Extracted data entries
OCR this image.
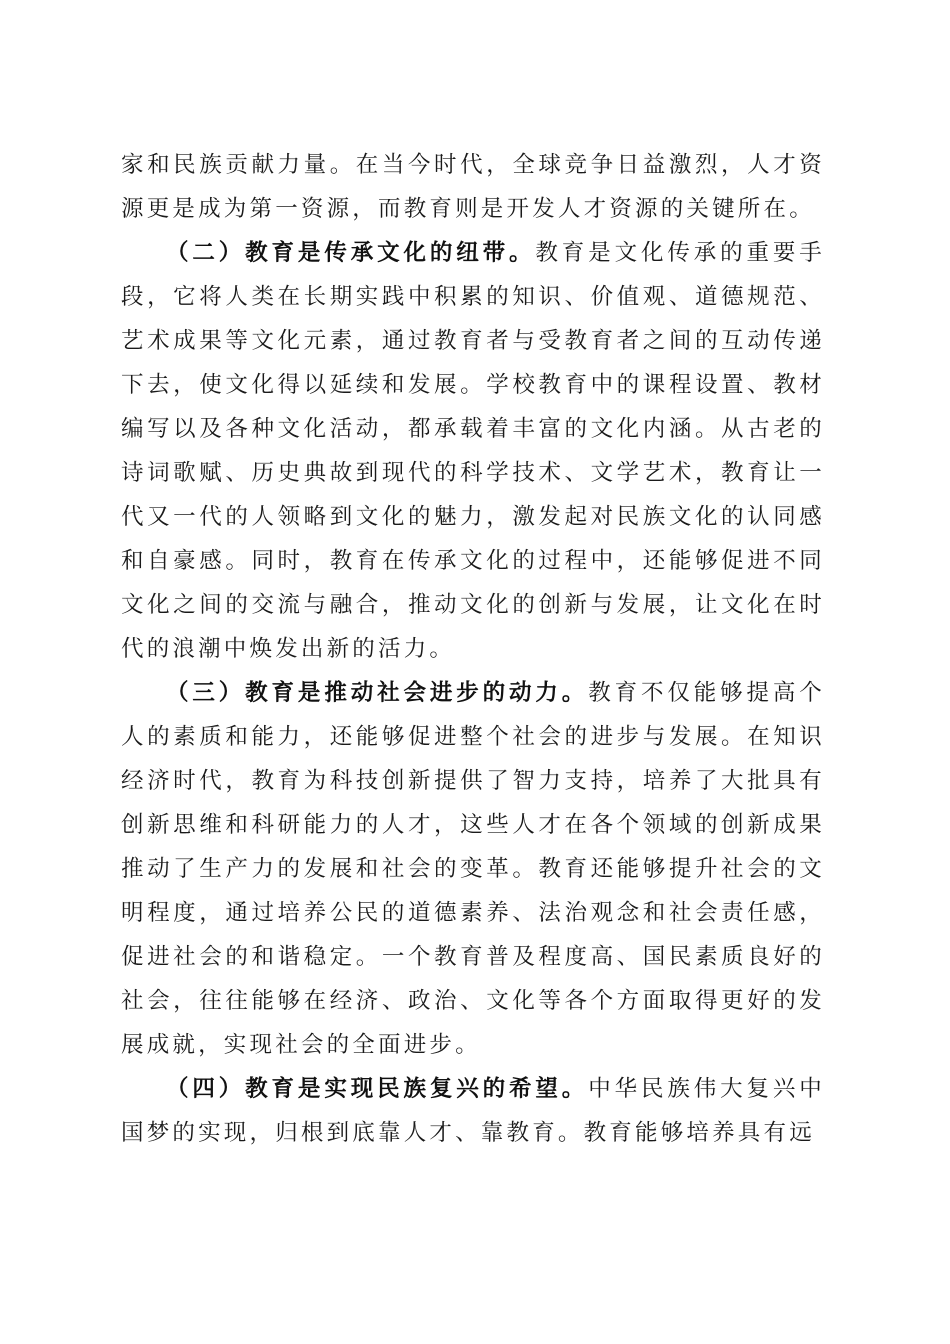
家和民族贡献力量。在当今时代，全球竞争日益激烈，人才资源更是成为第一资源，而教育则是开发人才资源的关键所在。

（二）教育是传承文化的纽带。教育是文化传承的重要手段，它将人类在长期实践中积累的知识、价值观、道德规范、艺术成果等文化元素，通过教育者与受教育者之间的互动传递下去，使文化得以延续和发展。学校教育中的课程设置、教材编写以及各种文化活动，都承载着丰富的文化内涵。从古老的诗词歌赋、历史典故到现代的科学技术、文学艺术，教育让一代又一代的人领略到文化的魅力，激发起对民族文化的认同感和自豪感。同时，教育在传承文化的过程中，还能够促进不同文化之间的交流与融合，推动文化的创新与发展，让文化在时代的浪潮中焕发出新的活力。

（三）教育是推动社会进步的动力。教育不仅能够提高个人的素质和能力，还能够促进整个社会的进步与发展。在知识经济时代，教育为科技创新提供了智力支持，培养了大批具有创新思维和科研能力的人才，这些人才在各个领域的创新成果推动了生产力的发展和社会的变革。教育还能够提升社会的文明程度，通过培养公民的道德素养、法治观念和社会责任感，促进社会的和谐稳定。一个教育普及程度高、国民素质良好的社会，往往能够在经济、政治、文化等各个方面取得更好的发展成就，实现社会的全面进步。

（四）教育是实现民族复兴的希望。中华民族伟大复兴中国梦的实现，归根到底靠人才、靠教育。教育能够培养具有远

**Problem details**
Quote the entries above word for word. Leave the images out.

**Solution**
OCR this image.
家和民族贡献力量。在当今时代，全球竞争日益激烈，人才资源更是成为第一资源，而教育则是开发人才资源的关键所在。

（二）教育是传承文化的纽带。教育是文化传承的重要手段，它将人类在长期实践中积累的知识、价值观、道德规范、艺术成果等文化元素，通过教育者与受教育者之间的互动传递下去，使文化得以延续和发展。学校教育中的课程设置、教材编写以及各种文化活动，都承载着丰富的文化内涵。从古老的诗词歌赋、历史典故到现代的科学技术、文学艺术，教育让一代又一代的人领略到文化的魅力，激发起对民族文化的认同感和自豪感。同时，教育在传承文化的过程中，还能够促进不同文化之间的交流与融合，推动文化的创新与发展，让文化在时代的浪潮中焕发出新的活力。

（三）教育是推动社会进步的动力。教育不仅能够提高个人的素质和能力，还能够促进整个社会的进步与发展。在知识经济时代，教育为科技创新提供了智力支持，培养了大批具有创新思维和科研能力的人才，这些人才在各个领域的创新成果推动了生产力的发展和社会的变革。教育还能够提升社会的文明程度，通过培养公民的道德素养、法治观念和社会责任感，促进社会的和谐稳定。一个教育普及程度高、国民素质良好的社会，往往能够在经济、政治、文化等各个方面取得更好的发展成就，实现社会的全面进步。

（四）教育是实现民族复兴的希望。中华民族伟大复兴中国梦的实现，归根到底靠人才、靠教育。教育能够培养具有远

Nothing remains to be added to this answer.